## Working data

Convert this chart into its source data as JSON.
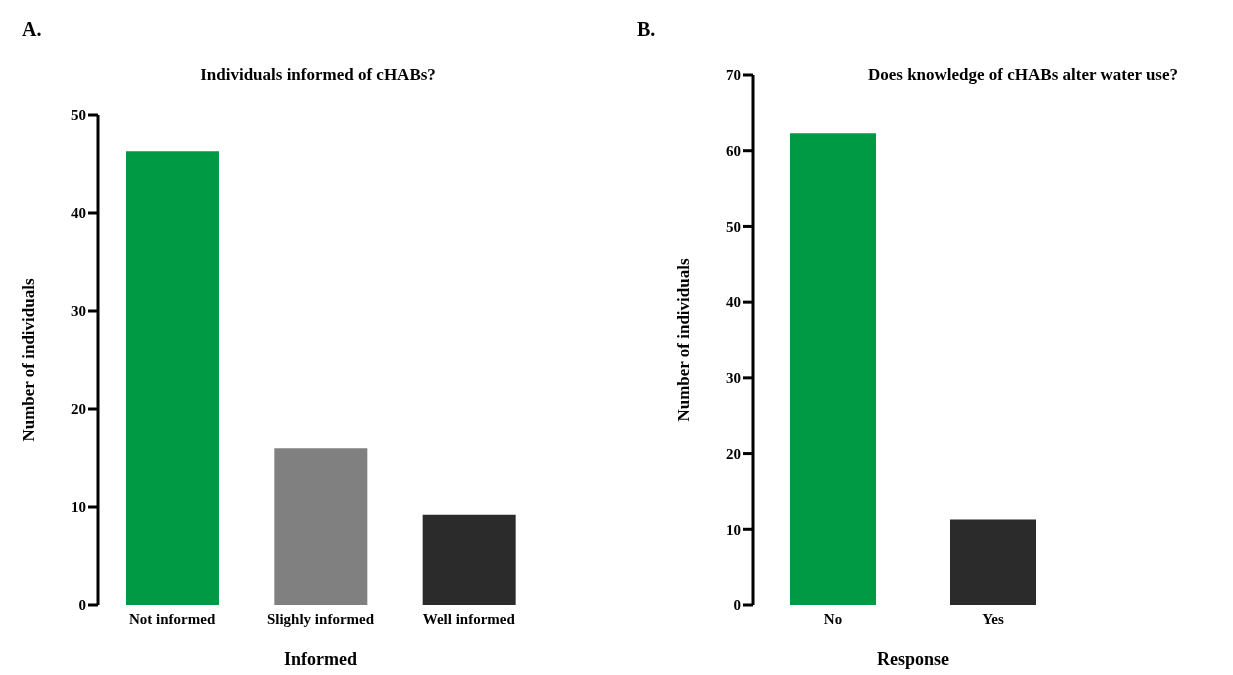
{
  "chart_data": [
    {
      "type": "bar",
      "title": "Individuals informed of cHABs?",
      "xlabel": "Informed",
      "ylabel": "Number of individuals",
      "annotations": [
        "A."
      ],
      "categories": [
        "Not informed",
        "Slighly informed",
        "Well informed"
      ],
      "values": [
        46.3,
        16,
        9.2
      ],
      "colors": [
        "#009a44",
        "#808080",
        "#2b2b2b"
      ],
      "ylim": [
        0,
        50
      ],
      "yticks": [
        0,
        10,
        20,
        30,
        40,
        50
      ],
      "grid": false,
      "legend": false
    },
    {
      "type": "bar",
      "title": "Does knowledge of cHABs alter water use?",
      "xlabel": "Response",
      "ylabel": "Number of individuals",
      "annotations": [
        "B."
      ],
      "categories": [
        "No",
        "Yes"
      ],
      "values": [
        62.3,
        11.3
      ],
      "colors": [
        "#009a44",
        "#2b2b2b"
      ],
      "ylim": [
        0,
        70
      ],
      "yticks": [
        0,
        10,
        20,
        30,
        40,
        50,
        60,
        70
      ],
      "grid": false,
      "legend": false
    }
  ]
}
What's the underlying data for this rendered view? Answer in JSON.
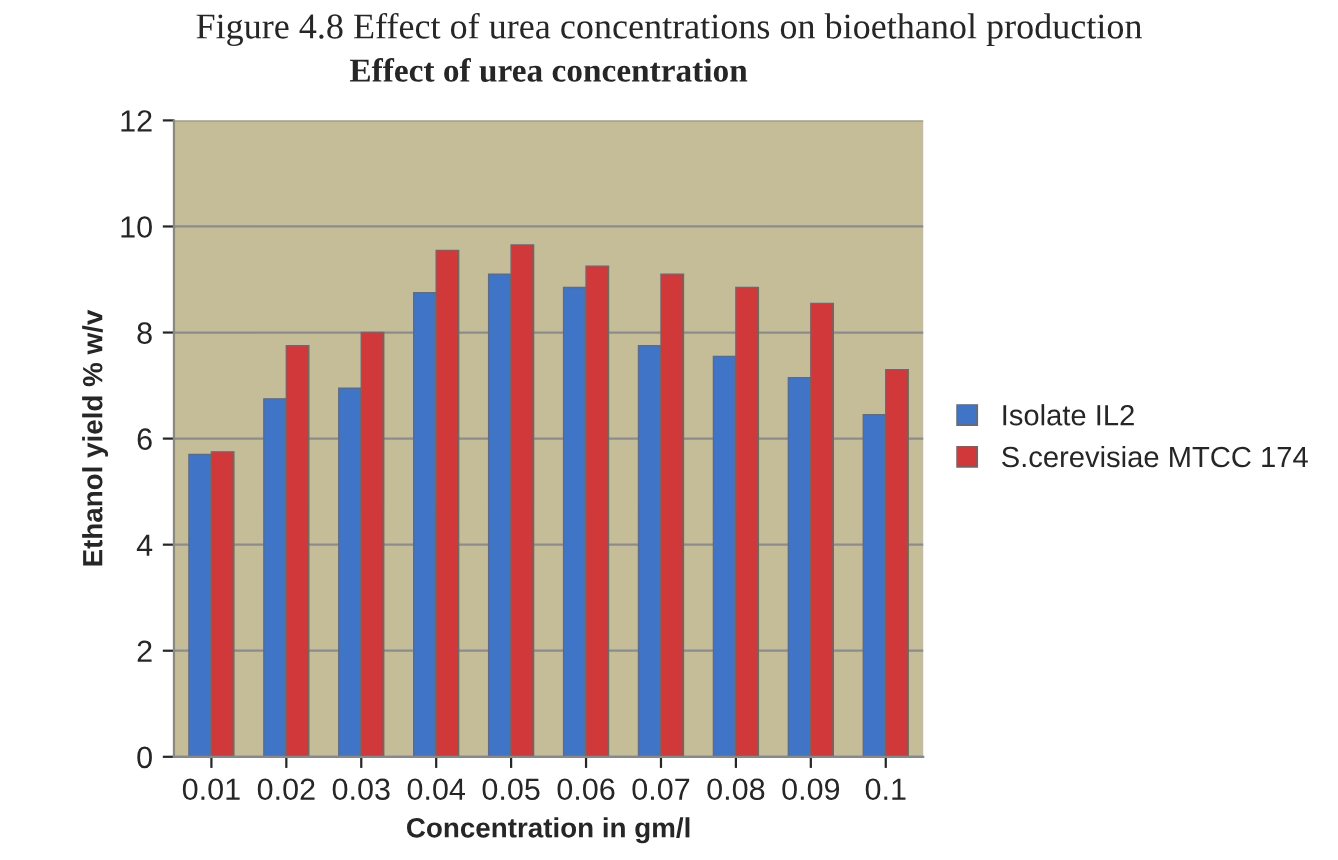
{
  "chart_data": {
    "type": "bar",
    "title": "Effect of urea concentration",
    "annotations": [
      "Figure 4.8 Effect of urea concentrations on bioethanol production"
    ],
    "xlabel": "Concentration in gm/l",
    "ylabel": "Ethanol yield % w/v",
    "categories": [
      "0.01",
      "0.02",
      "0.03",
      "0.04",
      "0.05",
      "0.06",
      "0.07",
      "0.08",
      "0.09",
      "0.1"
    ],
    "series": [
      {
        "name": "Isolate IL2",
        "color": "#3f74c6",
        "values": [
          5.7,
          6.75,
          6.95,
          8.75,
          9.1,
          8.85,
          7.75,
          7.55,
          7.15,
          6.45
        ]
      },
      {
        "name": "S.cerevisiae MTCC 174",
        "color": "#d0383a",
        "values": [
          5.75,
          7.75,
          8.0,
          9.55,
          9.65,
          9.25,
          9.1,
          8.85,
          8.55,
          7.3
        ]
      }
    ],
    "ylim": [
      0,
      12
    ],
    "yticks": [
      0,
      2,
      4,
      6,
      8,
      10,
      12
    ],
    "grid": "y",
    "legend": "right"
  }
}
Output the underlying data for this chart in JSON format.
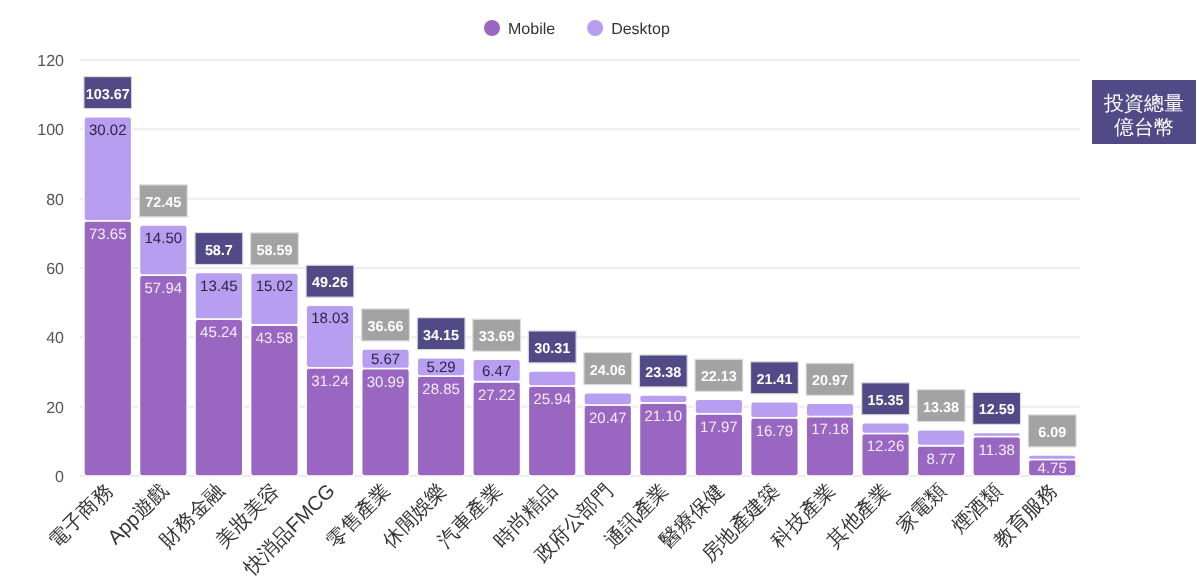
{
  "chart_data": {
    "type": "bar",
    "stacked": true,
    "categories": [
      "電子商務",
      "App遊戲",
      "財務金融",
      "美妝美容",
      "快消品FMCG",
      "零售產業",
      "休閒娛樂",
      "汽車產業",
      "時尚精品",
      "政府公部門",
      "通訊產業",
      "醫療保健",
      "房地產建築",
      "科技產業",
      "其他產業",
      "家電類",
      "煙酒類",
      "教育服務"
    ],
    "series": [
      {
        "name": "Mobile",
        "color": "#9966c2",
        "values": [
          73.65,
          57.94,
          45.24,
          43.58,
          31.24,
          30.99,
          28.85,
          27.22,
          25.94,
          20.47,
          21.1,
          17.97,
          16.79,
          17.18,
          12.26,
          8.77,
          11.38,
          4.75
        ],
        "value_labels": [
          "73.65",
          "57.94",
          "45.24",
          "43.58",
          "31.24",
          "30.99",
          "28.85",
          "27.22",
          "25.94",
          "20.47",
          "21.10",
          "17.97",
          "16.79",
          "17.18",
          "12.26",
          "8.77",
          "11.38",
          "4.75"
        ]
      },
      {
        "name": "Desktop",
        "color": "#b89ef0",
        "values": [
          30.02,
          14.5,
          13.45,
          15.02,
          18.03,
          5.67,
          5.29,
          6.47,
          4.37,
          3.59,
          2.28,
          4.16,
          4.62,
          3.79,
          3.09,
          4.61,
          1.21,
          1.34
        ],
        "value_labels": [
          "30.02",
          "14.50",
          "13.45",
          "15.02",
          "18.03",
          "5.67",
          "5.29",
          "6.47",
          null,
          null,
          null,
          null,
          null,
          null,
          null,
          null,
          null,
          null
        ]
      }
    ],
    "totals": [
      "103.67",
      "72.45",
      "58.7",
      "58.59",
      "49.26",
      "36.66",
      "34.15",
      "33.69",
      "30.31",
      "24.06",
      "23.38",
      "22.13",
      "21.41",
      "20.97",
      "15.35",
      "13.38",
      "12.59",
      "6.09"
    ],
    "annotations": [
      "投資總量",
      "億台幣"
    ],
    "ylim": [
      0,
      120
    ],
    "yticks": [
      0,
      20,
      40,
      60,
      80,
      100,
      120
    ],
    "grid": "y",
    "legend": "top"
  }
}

## Given task
Search the records for the word "this", then list every line that has it.

## Problem solution
Convert this chart into its source data as JSON.
What's the underlying data for this rendered view? Answer in JSON.
Output the underlying data for this chart in JSON format.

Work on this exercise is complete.